▶ **Aim of the task**
Will you output all of the data below exactly, omitting the images?

[Records excerpted from a collection]
•••••
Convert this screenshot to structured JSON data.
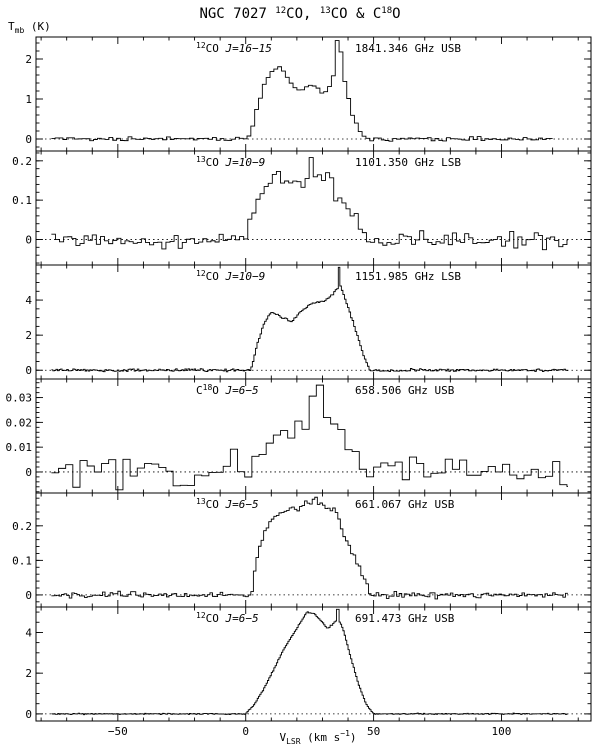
{
  "chart_data": {
    "type": "line",
    "step": true,
    "title_parts": [
      "NGC 7027",
      "12",
      "CO, ",
      "13",
      "CO & C",
      "18",
      "O"
    ],
    "ylabel_parts": [
      "T",
      "mb",
      " (K)"
    ],
    "xlabel_parts": [
      "V",
      "LSR",
      " (km s",
      "−1",
      ")"
    ],
    "xlim": [
      -82,
      135
    ],
    "xticks": [
      -50,
      0,
      50,
      100
    ],
    "x_minor_step": 10,
    "x_start": -76,
    "x_end": 126,
    "panels": [
      {
        "iso": "12",
        "mol": "CO",
        "trans": " J=16−15",
        "freq": "1841.346 GHz USB",
        "ylim": [
          -0.3,
          2.55
        ],
        "yticks": [
          0,
          1,
          2
        ],
        "ytick_labels": [
          "0",
          "1",
          "2"
        ],
        "y_minor_step": 0.2,
        "x_end": 120,
        "bin": 1.5,
        "noise": 0.035,
        "peak_spike": [
          36.0,
          0.55
        ],
        "profile": [
          [
            -76,
            0
          ],
          [
            0,
            0
          ],
          [
            2,
            0.1
          ],
          [
            4,
            0.65
          ],
          [
            7,
            1.3
          ],
          [
            10,
            1.65
          ],
          [
            13,
            1.8
          ],
          [
            17,
            1.5
          ],
          [
            20,
            1.25
          ],
          [
            23,
            1.2
          ],
          [
            26,
            1.4
          ],
          [
            29,
            1.2
          ],
          [
            32,
            1.15
          ],
          [
            35,
            1.7
          ],
          [
            37,
            2.3
          ],
          [
            39,
            1.3
          ],
          [
            42,
            0.55
          ],
          [
            45,
            0.15
          ],
          [
            48,
            0
          ],
          [
            126,
            0
          ]
        ]
      },
      {
        "iso": "13",
        "mol": "CO",
        "trans": " J=10−9",
        "freq": "1101.350 GHz LSB",
        "ylim": [
          -0.065,
          0.225
        ],
        "yticks": [
          0,
          0.1,
          0.2
        ],
        "ytick_labels": [
          "0",
          "0.1",
          "0.2"
        ],
        "y_minor_step": 0.02,
        "bin": 1.6,
        "noise": 0.014,
        "peak_spike": [
          25.5,
          0.04
        ],
        "profile": [
          [
            -76,
            0
          ],
          [
            0,
            0
          ],
          [
            2,
            0.06
          ],
          [
            5,
            0.11
          ],
          [
            8,
            0.135
          ],
          [
            12,
            0.16
          ],
          [
            17,
            0.14
          ],
          [
            21,
            0.15
          ],
          [
            24,
            0.15
          ],
          [
            27,
            0.17
          ],
          [
            31,
            0.15
          ],
          [
            35,
            0.12
          ],
          [
            39,
            0.09
          ],
          [
            43,
            0.05
          ],
          [
            46,
            0.02
          ],
          [
            49,
            0
          ],
          [
            126,
            0
          ]
        ]
      },
      {
        "iso": "12",
        "mol": "CO",
        "trans": " J=10−9",
        "freq": "1151.985 GHz LSB",
        "ylim": [
          -0.5,
          6.0
        ],
        "yticks": [
          0,
          2,
          4
        ],
        "ytick_labels": [
          "0",
          "2",
          "4"
        ],
        "y_minor_step": 0.5,
        "bin": 0.6,
        "noise": 0.05,
        "peak_spike": [
          36.5,
          1.0
        ],
        "profile": [
          [
            -76,
            0
          ],
          [
            2,
            0
          ],
          [
            4,
            1.2
          ],
          [
            7,
            2.6
          ],
          [
            10,
            3.3
          ],
          [
            14,
            3.0
          ],
          [
            18,
            2.8
          ],
          [
            22,
            3.4
          ],
          [
            26,
            3.8
          ],
          [
            30,
            3.9
          ],
          [
            34,
            4.3
          ],
          [
            37,
            4.9
          ],
          [
            40,
            3.6
          ],
          [
            43,
            2.3
          ],
          [
            46,
            0.9
          ],
          [
            48.5,
            0
          ],
          [
            126,
            0
          ]
        ]
      },
      {
        "iso": "",
        "mol": "C",
        "mol_sup": "18",
        "mol_tail": "O",
        "trans": " J=6−5",
        "freq": "658.506 GHz USB",
        "ylim": [
          -0.0085,
          0.0375
        ],
        "yticks": [
          0,
          0.01,
          0.02,
          0.03
        ],
        "ytick_labels": [
          "0",
          "0.01",
          "0.02",
          "0.03"
        ],
        "y_minor_step": 0.002,
        "bin": 2.8,
        "noise": 0.0048,
        "peak_spike": [
          28.0,
          0.008
        ],
        "profile": [
          [
            -76,
            0
          ],
          [
            0,
            0
          ],
          [
            3,
            0.006
          ],
          [
            7,
            0.01
          ],
          [
            12,
            0.014
          ],
          [
            16,
            0.016
          ],
          [
            20,
            0.019
          ],
          [
            24,
            0.022
          ],
          [
            28,
            0.026
          ],
          [
            31,
            0.025
          ],
          [
            35,
            0.02
          ],
          [
            40,
            0.011
          ],
          [
            44,
            0.004
          ],
          [
            46,
            0
          ],
          [
            126,
            0
          ]
        ]
      },
      {
        "iso": "13",
        "mol": "CO",
        "trans": " J=6−5",
        "freq": "661.067 GHz USB",
        "ylim": [
          -0.035,
          0.295
        ],
        "yticks": [
          0,
          0.1,
          0.2
        ],
        "ytick_labels": [
          "0",
          "0.1",
          "0.2"
        ],
        "y_minor_step": 0.02,
        "bin": 1.0,
        "noise": 0.006,
        "peak_spike": [
          27,
          0.01
        ],
        "profile": [
          [
            -76,
            0
          ],
          [
            2,
            0
          ],
          [
            4,
            0.09
          ],
          [
            7,
            0.18
          ],
          [
            11,
            0.23
          ],
          [
            15,
            0.24
          ],
          [
            19,
            0.25
          ],
          [
            23,
            0.26
          ],
          [
            27,
            0.27
          ],
          [
            31,
            0.26
          ],
          [
            35,
            0.24
          ],
          [
            38,
            0.18
          ],
          [
            42,
            0.12
          ],
          [
            46,
            0.05
          ],
          [
            49,
            0
          ],
          [
            126,
            0
          ]
        ]
      },
      {
        "iso": "12",
        "mol": "CO",
        "trans": " J=6−5",
        "freq": "691.473 GHz USB",
        "ylim": [
          -0.35,
          5.25
        ],
        "yticks": [
          0,
          2,
          4
        ],
        "ytick_labels": [
          "0",
          "2",
          "4"
        ],
        "y_minor_step": 0.5,
        "bin": 0.5,
        "noise": 0.02,
        "peak_spike": [
          36.0,
          0.5
        ],
        "profile": [
          [
            -76,
            0
          ],
          [
            0,
            0
          ],
          [
            3,
            0.4
          ],
          [
            7,
            1.2
          ],
          [
            11,
            2.2
          ],
          [
            15,
            3.2
          ],
          [
            19,
            4.0
          ],
          [
            22,
            4.6
          ],
          [
            24,
            5.0
          ],
          [
            27,
            4.9
          ],
          [
            30,
            4.5
          ],
          [
            32,
            4.2
          ],
          [
            34,
            4.4
          ],
          [
            36,
            4.7
          ],
          [
            38,
            4.2
          ],
          [
            41,
            2.8
          ],
          [
            44,
            1.5
          ],
          [
            47,
            0.5
          ],
          [
            50,
            0
          ],
          [
            126,
            0
          ]
        ]
      }
    ]
  }
}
•••••
▶ **Task result**
Convert this screenshot to structured JSON data.
{
  "chart_data": {
    "type": "line",
    "step": true,
    "title_parts": [
      "NGC 7027",
      "12",
      "CO, ",
      "13",
      "CO & C",
      "18",
      "O"
    ],
    "ylabel_parts": [
      "T",
      "mb",
      " (K)"
    ],
    "xlabel_parts": [
      "V",
      "LSR",
      " (km s",
      "−1",
      ")"
    ],
    "xlim": [
      -82,
      135
    ],
    "xticks": [
      -50,
      0,
      50,
      100
    ],
    "x_minor_step": 10,
    "x_start": -76,
    "x_end": 126,
    "panels": [
      {
        "iso": "12",
        "mol": "CO",
        "trans": " J=16−15",
        "freq": "1841.346 GHz USB",
        "ylim": [
          -0.3,
          2.55
        ],
        "yticks": [
          0,
          1,
          2
        ],
        "ytick_labels": [
          "0",
          "1",
          "2"
        ],
        "y_minor_step": 0.2,
        "x_end": 120,
        "bin": 1.5,
        "noise": 0.035,
        "peak_spike": [
          36.0,
          0.55
        ],
        "profile": [
          [
            -76,
            0
          ],
          [
            0,
            0
          ],
          [
            2,
            0.1
          ],
          [
            4,
            0.65
          ],
          [
            7,
            1.3
          ],
          [
            10,
            1.65
          ],
          [
            13,
            1.8
          ],
          [
            17,
            1.5
          ],
          [
            20,
            1.25
          ],
          [
            23,
            1.2
          ],
          [
            26,
            1.4
          ],
          [
            29,
            1.2
          ],
          [
            32,
            1.15
          ],
          [
            35,
            1.7
          ],
          [
            37,
            2.3
          ],
          [
            39,
            1.3
          ],
          [
            42,
            0.55
          ],
          [
            45,
            0.15
          ],
          [
            48,
            0
          ],
          [
            126,
            0
          ]
        ]
      },
      {
        "iso": "13",
        "mol": "CO",
        "trans": " J=10−9",
        "freq": "1101.350 GHz LSB",
        "ylim": [
          -0.065,
          0.225
        ],
        "yticks": [
          0,
          0.1,
          0.2
        ],
        "ytick_labels": [
          "0",
          "0.1",
          "0.2"
        ],
        "y_minor_step": 0.02,
        "bin": 1.6,
        "noise": 0.014,
        "peak_spike": [
          25.5,
          0.04
        ],
        "profile": [
          [
            -76,
            0
          ],
          [
            0,
            0
          ],
          [
            2,
            0.06
          ],
          [
            5,
            0.11
          ],
          [
            8,
            0.135
          ],
          [
            12,
            0.16
          ],
          [
            17,
            0.14
          ],
          [
            21,
            0.15
          ],
          [
            24,
            0.15
          ],
          [
            27,
            0.17
          ],
          [
            31,
            0.15
          ],
          [
            35,
            0.12
          ],
          [
            39,
            0.09
          ],
          [
            43,
            0.05
          ],
          [
            46,
            0.02
          ],
          [
            49,
            0
          ],
          [
            126,
            0
          ]
        ]
      },
      {
        "iso": "12",
        "mol": "CO",
        "trans": " J=10−9",
        "freq": "1151.985 GHz LSB",
        "ylim": [
          -0.5,
          6.0
        ],
        "yticks": [
          0,
          2,
          4
        ],
        "ytick_labels": [
          "0",
          "2",
          "4"
        ],
        "y_minor_step": 0.5,
        "bin": 0.6,
        "noise": 0.05,
        "peak_spike": [
          36.5,
          1.0
        ],
        "profile": [
          [
            -76,
            0
          ],
          [
            2,
            0
          ],
          [
            4,
            1.2
          ],
          [
            7,
            2.6
          ],
          [
            10,
            3.3
          ],
          [
            14,
            3.0
          ],
          [
            18,
            2.8
          ],
          [
            22,
            3.4
          ],
          [
            26,
            3.8
          ],
          [
            30,
            3.9
          ],
          [
            34,
            4.3
          ],
          [
            37,
            4.9
          ],
          [
            40,
            3.6
          ],
          [
            43,
            2.3
          ],
          [
            46,
            0.9
          ],
          [
            48.5,
            0
          ],
          [
            126,
            0
          ]
        ]
      },
      {
        "iso": "",
        "mol": "C",
        "mol_sup": "18",
        "mol_tail": "O",
        "trans": " J=6−5",
        "freq": "658.506 GHz USB",
        "ylim": [
          -0.0085,
          0.0375
        ],
        "yticks": [
          0,
          0.01,
          0.02,
          0.03
        ],
        "ytick_labels": [
          "0",
          "0.01",
          "0.02",
          "0.03"
        ],
        "y_minor_step": 0.002,
        "bin": 2.8,
        "noise": 0.0048,
        "peak_spike": [
          28.0,
          0.008
        ],
        "profile": [
          [
            -76,
            0
          ],
          [
            0,
            0
          ],
          [
            3,
            0.006
          ],
          [
            7,
            0.01
          ],
          [
            12,
            0.014
          ],
          [
            16,
            0.016
          ],
          [
            20,
            0.019
          ],
          [
            24,
            0.022
          ],
          [
            28,
            0.026
          ],
          [
            31,
            0.025
          ],
          [
            35,
            0.02
          ],
          [
            40,
            0.011
          ],
          [
            44,
            0.004
          ],
          [
            46,
            0
          ],
          [
            126,
            0
          ]
        ]
      },
      {
        "iso": "13",
        "mol": "CO",
        "trans": " J=6−5",
        "freq": "661.067 GHz USB",
        "ylim": [
          -0.035,
          0.295
        ],
        "yticks": [
          0,
          0.1,
          0.2
        ],
        "ytick_labels": [
          "0",
          "0.1",
          "0.2"
        ],
        "y_minor_step": 0.02,
        "bin": 1.0,
        "noise": 0.006,
        "peak_spike": [
          27,
          0.01
        ],
        "profile": [
          [
            -76,
            0
          ],
          [
            2,
            0
          ],
          [
            4,
            0.09
          ],
          [
            7,
            0.18
          ],
          [
            11,
            0.23
          ],
          [
            15,
            0.24
          ],
          [
            19,
            0.25
          ],
          [
            23,
            0.26
          ],
          [
            27,
            0.27
          ],
          [
            31,
            0.26
          ],
          [
            35,
            0.24
          ],
          [
            38,
            0.18
          ],
          [
            42,
            0.12
          ],
          [
            46,
            0.05
          ],
          [
            49,
            0
          ],
          [
            126,
            0
          ]
        ]
      },
      {
        "iso": "12",
        "mol": "CO",
        "trans": " J=6−5",
        "freq": "691.473 GHz USB",
        "ylim": [
          -0.35,
          5.25
        ],
        "yticks": [
          0,
          2,
          4
        ],
        "ytick_labels": [
          "0",
          "2",
          "4"
        ],
        "y_minor_step": 0.5,
        "bin": 0.5,
        "noise": 0.02,
        "peak_spike": [
          36.0,
          0.5
        ],
        "profile": [
          [
            -76,
            0
          ],
          [
            0,
            0
          ],
          [
            3,
            0.4
          ],
          [
            7,
            1.2
          ],
          [
            11,
            2.2
          ],
          [
            15,
            3.2
          ],
          [
            19,
            4.0
          ],
          [
            22,
            4.6
          ],
          [
            24,
            5.0
          ],
          [
            27,
            4.9
          ],
          [
            30,
            4.5
          ],
          [
            32,
            4.2
          ],
          [
            34,
            4.4
          ],
          [
            36,
            4.7
          ],
          [
            38,
            4.2
          ],
          [
            41,
            2.8
          ],
          [
            44,
            1.5
          ],
          [
            47,
            0.5
          ],
          [
            50,
            0
          ],
          [
            126,
            0
          ]
        ]
      }
    ]
  }
}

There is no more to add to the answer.